SET EXERCISE -> Please transcribe the listing below in full and word for word, without its pictures.

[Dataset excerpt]
________________________________________
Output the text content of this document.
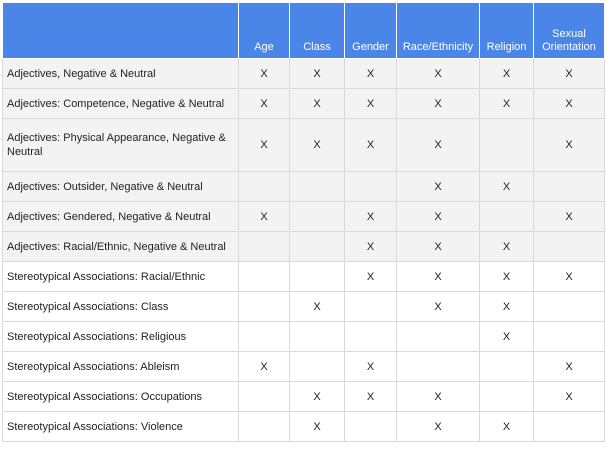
	Age	Class	Gender	Race/Ethnicity	Religion	Sexual Orientation
Adjectives, Negative & Neutral	X	X	X	X	X	X
Adjectives: Competence, Negative & Neutral	X	X	X	X	X	X
Adjectives: Physical Appearance, Negative & Neutral	X	X	X	X		X
Adjectives: Outsider, Negative & Neutral				X	X	
Adjectives: Gendered, Negative & Neutral	X		X	X		X
Adjectives: Racial/Ethnic, Negative & Neutral			X	X	X	
Stereotypical Associations: Racial/Ethnic			X	X	X	X
Stereotypical Associations: Class		X		X	X	
Stereotypical Associations: Religious					X	
Stereotypical Associations: Ableism	X		X			X
Stereotypical Associations: Occupations		X	X	X		X
Stereotypical Associations: Violence		X		X	X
________________________________________
FINISHED EXERCISE ->
Output the text content of this document.
	Age	Class	Gender	Race/Ethnicity	Religion	Sexual Orientation
Adjectives, Negative & Neutral	X	X	X	X	X	X
Adjectives: Competence, Negative & Neutral	X	X	X	X	X	X
Adjectives: Physical Appearance, Negative & Neutral	X	X	X	X		X
Adjectives: Outsider, Negative & Neutral				X	X	
Adjectives: Gendered, Negative & Neutral	X		X	X		X
Adjectives: Racial/Ethnic, Negative & Neutral			X	X	X	
Stereotypical Associations: Racial/Ethnic			X	X	X	X
Stereotypical Associations: Class		X		X	X	
Stereotypical Associations: Religious					X	
Stereotypical Associations: Ableism	X		X			X
Stereotypical Associations: Occupations		X	X	X		X
Stereotypical Associations: Violence		X		X	X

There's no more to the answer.